===== DATA PROVIDED
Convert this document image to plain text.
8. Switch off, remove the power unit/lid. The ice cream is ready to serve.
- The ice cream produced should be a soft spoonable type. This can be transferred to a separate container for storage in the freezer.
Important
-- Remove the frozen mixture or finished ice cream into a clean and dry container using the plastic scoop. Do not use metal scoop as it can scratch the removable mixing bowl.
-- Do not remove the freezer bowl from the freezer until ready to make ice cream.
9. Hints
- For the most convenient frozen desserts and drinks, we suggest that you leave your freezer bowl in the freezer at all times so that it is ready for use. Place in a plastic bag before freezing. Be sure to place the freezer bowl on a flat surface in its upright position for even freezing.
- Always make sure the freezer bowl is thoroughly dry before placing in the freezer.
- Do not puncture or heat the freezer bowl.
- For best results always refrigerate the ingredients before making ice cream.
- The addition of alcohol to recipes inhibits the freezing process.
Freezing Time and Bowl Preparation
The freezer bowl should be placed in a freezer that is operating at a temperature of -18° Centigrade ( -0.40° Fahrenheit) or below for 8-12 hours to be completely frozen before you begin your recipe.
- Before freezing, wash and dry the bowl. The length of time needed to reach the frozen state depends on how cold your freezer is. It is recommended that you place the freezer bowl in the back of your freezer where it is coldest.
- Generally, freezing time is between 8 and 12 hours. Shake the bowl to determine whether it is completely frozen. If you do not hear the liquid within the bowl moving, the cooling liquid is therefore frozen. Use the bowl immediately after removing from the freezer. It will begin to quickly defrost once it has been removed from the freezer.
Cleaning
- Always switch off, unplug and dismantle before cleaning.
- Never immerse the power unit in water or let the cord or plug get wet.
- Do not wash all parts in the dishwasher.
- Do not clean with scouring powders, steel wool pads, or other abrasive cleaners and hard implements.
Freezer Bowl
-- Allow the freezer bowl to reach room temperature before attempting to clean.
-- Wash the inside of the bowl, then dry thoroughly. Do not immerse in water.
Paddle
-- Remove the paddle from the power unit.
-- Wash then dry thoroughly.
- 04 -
==========
From the data above, gather every line that includes the word "water".

- Never immerse the power unit in water or let the cord or plug get wet.
-- Wash the inside of the bowl, then dry thoroughly. Do not immerse in water.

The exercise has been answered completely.